[Chart and figure data]
▬▬▬

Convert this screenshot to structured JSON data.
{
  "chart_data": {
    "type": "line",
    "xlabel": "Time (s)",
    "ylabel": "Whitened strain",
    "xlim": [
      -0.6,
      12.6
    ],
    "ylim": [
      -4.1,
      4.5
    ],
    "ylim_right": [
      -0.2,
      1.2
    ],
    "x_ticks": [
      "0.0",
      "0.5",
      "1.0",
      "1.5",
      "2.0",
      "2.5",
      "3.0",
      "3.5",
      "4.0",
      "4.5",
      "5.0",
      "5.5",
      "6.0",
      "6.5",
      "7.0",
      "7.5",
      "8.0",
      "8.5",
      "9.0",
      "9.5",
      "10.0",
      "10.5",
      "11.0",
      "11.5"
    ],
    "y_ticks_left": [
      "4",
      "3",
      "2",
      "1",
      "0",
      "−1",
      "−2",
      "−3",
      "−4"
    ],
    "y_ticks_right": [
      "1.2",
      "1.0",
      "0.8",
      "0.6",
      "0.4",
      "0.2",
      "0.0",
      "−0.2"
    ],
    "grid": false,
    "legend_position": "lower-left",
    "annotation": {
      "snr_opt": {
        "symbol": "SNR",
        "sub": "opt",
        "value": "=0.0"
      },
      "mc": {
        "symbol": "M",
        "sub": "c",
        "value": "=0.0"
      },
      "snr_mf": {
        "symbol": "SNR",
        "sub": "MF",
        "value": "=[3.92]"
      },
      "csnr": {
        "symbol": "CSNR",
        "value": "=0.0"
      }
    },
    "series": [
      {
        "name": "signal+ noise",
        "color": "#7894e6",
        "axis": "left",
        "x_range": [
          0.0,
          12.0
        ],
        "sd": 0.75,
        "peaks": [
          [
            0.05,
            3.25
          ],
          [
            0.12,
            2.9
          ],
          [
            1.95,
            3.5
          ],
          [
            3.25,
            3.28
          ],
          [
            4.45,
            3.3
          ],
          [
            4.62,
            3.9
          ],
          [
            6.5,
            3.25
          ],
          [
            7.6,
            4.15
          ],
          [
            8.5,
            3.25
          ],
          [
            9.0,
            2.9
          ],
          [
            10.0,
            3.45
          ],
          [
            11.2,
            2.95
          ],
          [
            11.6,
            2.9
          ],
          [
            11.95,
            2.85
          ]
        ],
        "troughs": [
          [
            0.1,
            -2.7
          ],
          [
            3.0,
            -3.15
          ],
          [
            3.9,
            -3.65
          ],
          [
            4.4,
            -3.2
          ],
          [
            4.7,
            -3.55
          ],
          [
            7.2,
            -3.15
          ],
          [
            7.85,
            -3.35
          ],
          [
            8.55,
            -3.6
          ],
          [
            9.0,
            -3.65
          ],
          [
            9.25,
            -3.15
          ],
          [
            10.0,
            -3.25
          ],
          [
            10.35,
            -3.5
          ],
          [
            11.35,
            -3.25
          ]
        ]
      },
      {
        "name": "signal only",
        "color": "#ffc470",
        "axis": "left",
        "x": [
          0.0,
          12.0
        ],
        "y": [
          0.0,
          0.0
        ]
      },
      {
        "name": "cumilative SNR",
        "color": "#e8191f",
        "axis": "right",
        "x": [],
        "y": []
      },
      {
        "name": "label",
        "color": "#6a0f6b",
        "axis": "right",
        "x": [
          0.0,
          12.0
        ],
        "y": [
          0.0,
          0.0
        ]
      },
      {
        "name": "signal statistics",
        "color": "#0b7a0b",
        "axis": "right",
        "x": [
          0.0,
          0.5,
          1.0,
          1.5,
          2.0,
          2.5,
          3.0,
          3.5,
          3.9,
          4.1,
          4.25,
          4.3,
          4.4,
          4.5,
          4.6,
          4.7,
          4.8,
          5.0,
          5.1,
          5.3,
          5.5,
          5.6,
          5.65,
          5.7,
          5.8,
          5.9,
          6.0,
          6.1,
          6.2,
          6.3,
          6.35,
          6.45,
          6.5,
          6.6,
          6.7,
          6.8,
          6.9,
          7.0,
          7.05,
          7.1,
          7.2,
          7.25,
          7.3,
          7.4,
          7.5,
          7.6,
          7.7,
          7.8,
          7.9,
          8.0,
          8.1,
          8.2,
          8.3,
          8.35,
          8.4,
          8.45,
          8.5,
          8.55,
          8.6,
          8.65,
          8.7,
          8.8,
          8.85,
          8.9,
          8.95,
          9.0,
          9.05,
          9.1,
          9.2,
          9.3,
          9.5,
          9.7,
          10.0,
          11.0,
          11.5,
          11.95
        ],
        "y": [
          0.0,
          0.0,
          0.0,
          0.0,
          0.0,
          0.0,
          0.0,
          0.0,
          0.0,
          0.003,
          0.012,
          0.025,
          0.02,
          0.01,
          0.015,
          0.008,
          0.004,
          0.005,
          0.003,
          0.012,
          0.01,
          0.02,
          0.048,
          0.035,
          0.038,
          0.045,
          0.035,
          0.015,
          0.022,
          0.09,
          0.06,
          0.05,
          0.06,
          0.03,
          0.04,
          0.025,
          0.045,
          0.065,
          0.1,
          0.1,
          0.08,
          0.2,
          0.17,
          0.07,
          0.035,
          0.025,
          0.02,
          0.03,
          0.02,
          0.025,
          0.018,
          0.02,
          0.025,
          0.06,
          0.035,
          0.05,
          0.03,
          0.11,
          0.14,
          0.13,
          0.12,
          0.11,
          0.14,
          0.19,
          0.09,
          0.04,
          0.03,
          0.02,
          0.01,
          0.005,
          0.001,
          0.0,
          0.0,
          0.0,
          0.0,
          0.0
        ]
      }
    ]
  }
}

▬▬▬

— YOUR INSTRUCTIONS —
Retype every record above exactly as written.

— IN RESPONSE —
Convert this screenshot to structured JSON data.
{
  "chart_data": {
    "type": "line",
    "xlabel": "Time (s)",
    "ylabel": "Whitened strain",
    "xlim": [
      -0.6,
      12.6
    ],
    "ylim": [
      -4.1,
      4.5
    ],
    "ylim_right": [
      -0.2,
      1.2
    ],
    "x_ticks": [
      "0.0",
      "0.5",
      "1.0",
      "1.5",
      "2.0",
      "2.5",
      "3.0",
      "3.5",
      "4.0",
      "4.5",
      "5.0",
      "5.5",
      "6.0",
      "6.5",
      "7.0",
      "7.5",
      "8.0",
      "8.5",
      "9.0",
      "9.5",
      "10.0",
      "10.5",
      "11.0",
      "11.5"
    ],
    "y_ticks_left": [
      "4",
      "3",
      "2",
      "1",
      "0",
      "−1",
      "−2",
      "−3",
      "−4"
    ],
    "y_ticks_right": [
      "1.2",
      "1.0",
      "0.8",
      "0.6",
      "0.4",
      "0.2",
      "0.0",
      "−0.2"
    ],
    "grid": false,
    "legend_position": "lower-left",
    "annotation": {
      "snr_opt": {
        "symbol": "SNR",
        "sub": "opt",
        "value": "=0.0"
      },
      "mc": {
        "symbol": "M",
        "sub": "c",
        "value": "=0.0"
      },
      "snr_mf": {
        "symbol": "SNR",
        "sub": "MF",
        "value": "=[3.92]"
      },
      "csnr": {
        "symbol": "CSNR",
        "value": "=0.0"
      }
    },
    "series": [
      {
        "name": "signal+ noise",
        "color": "#7894e6",
        "axis": "left",
        "x_range": [
          0.0,
          12.0
        ],
        "sd": 0.75,
        "peaks": [
          [
            0.05,
            3.25
          ],
          [
            0.12,
            2.9
          ],
          [
            1.95,
            3.5
          ],
          [
            3.25,
            3.28
          ],
          [
            4.45,
            3.3
          ],
          [
            4.62,
            3.9
          ],
          [
            6.5,
            3.25
          ],
          [
            7.6,
            4.15
          ],
          [
            8.5,
            3.25
          ],
          [
            9.0,
            2.9
          ],
          [
            10.0,
            3.45
          ],
          [
            11.2,
            2.95
          ],
          [
            11.6,
            2.9
          ],
          [
            11.95,
            2.85
          ]
        ],
        "troughs": [
          [
            0.1,
            -2.7
          ],
          [
            3.0,
            -3.15
          ],
          [
            3.9,
            -3.65
          ],
          [
            4.4,
            -3.2
          ],
          [
            4.7,
            -3.55
          ],
          [
            7.2,
            -3.15
          ],
          [
            7.85,
            -3.35
          ],
          [
            8.55,
            -3.6
          ],
          [
            9.0,
            -3.65
          ],
          [
            9.25,
            -3.15
          ],
          [
            10.0,
            -3.25
          ],
          [
            10.35,
            -3.5
          ],
          [
            11.35,
            -3.25
          ]
        ]
      },
      {
        "name": "signal only",
        "color": "#ffc470",
        "axis": "left",
        "x": [
          0.0,
          12.0
        ],
        "y": [
          0.0,
          0.0
        ]
      },
      {
        "name": "cumilative SNR",
        "color": "#e8191f",
        "axis": "right",
        "x": [],
        "y": []
      },
      {
        "name": "label",
        "color": "#6a0f6b",
        "axis": "right",
        "x": [
          0.0,
          12.0
        ],
        "y": [
          0.0,
          0.0
        ]
      },
      {
        "name": "signal statistics",
        "color": "#0b7a0b",
        "axis": "right",
        "x": [
          0.0,
          0.5,
          1.0,
          1.5,
          2.0,
          2.5,
          3.0,
          3.5,
          3.9,
          4.1,
          4.25,
          4.3,
          4.4,
          4.5,
          4.6,
          4.7,
          4.8,
          5.0,
          5.1,
          5.3,
          5.5,
          5.6,
          5.65,
          5.7,
          5.8,
          5.9,
          6.0,
          6.1,
          6.2,
          6.3,
          6.35,
          6.45,
          6.5,
          6.6,
          6.7,
          6.8,
          6.9,
          7.0,
          7.05,
          7.1,
          7.2,
          7.25,
          7.3,
          7.4,
          7.5,
          7.6,
          7.7,
          7.8,
          7.9,
          8.0,
          8.1,
          8.2,
          8.3,
          8.35,
          8.4,
          8.45,
          8.5,
          8.55,
          8.6,
          8.65,
          8.7,
          8.8,
          8.85,
          8.9,
          8.95,
          9.0,
          9.05,
          9.1,
          9.2,
          9.3,
          9.5,
          9.7,
          10.0,
          11.0,
          11.5,
          11.95
        ],
        "y": [
          0.0,
          0.0,
          0.0,
          0.0,
          0.0,
          0.0,
          0.0,
          0.0,
          0.0,
          0.003,
          0.012,
          0.025,
          0.02,
          0.01,
          0.015,
          0.008,
          0.004,
          0.005,
          0.003,
          0.012,
          0.01,
          0.02,
          0.048,
          0.035,
          0.038,
          0.045,
          0.035,
          0.015,
          0.022,
          0.09,
          0.06,
          0.05,
          0.06,
          0.03,
          0.04,
          0.025,
          0.045,
          0.065,
          0.1,
          0.1,
          0.08,
          0.2,
          0.17,
          0.07,
          0.035,
          0.025,
          0.02,
          0.03,
          0.02,
          0.025,
          0.018,
          0.02,
          0.025,
          0.06,
          0.035,
          0.05,
          0.03,
          0.11,
          0.14,
          0.13,
          0.12,
          0.11,
          0.14,
          0.19,
          0.09,
          0.04,
          0.03,
          0.02,
          0.01,
          0.005,
          0.001,
          0.0,
          0.0,
          0.0,
          0.0,
          0.0
        ]
      }
    ]
  }
}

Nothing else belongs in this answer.